-- BEGIN MATERIAL FOR THIS EXERCISE --

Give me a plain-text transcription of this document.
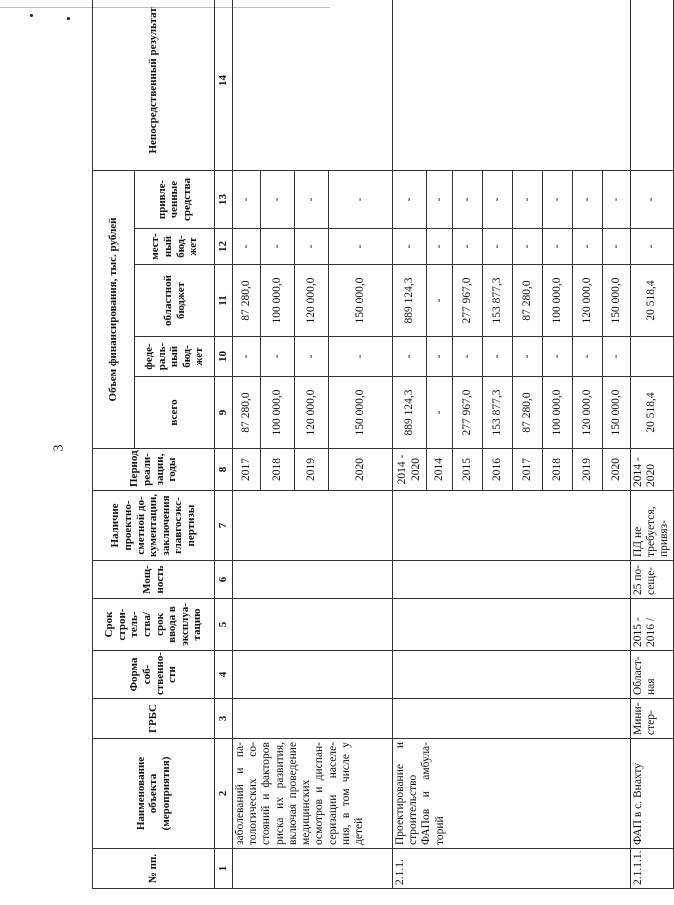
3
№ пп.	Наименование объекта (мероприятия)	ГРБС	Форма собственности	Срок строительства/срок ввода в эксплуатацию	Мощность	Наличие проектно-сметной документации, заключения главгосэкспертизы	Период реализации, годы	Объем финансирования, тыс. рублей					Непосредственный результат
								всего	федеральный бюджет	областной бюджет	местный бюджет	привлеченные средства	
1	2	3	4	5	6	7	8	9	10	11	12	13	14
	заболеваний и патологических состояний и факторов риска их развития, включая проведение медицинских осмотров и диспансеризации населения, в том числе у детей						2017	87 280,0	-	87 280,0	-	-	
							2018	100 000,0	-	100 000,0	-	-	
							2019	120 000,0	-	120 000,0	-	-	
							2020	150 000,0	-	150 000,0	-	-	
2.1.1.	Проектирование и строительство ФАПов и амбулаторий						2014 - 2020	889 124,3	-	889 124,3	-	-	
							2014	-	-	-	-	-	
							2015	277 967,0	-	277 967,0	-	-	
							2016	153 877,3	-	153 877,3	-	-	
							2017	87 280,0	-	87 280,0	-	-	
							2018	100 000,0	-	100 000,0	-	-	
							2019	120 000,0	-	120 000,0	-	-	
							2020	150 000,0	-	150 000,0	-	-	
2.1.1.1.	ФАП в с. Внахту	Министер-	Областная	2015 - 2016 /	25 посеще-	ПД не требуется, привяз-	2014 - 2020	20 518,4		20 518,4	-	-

-- END MATERIAL FOR THIS EXERCISE --
-- BEGIN MATERIAL FOR THIS EXERCISE --

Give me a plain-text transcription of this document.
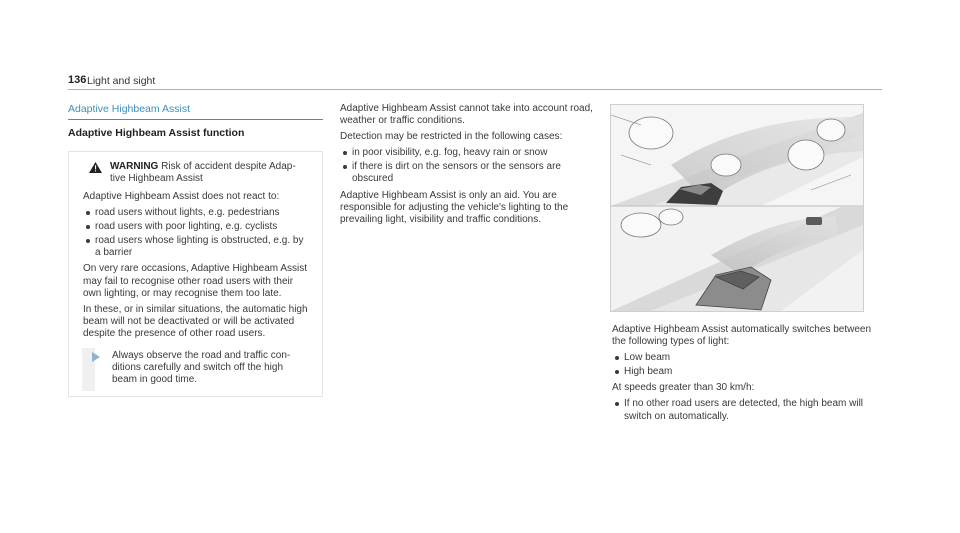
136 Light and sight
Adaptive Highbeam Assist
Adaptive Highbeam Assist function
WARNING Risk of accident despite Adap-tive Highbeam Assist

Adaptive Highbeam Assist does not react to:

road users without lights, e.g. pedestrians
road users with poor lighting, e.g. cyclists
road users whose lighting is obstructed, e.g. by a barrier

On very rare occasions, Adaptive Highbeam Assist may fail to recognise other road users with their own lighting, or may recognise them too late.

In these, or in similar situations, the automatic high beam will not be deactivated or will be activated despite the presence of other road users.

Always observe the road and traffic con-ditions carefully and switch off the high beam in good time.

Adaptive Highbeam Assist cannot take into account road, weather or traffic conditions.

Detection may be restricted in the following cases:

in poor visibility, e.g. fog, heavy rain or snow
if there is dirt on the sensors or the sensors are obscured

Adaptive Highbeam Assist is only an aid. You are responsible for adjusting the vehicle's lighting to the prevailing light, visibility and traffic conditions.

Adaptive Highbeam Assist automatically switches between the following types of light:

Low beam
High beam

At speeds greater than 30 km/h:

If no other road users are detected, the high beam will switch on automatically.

-- END MATERIAL FOR THIS EXERCISE --

THE TASK - Reproduce every line from the entries that holds the word "visibility".

EXERCISE OUTPUT -
in poor visibility, e.g. fog, heavy rain or snow
Adaptive Highbeam Assist is only an aid. You are responsible for adjusting the vehicle's lighting to the prevailing light, visibility and traffic conditions.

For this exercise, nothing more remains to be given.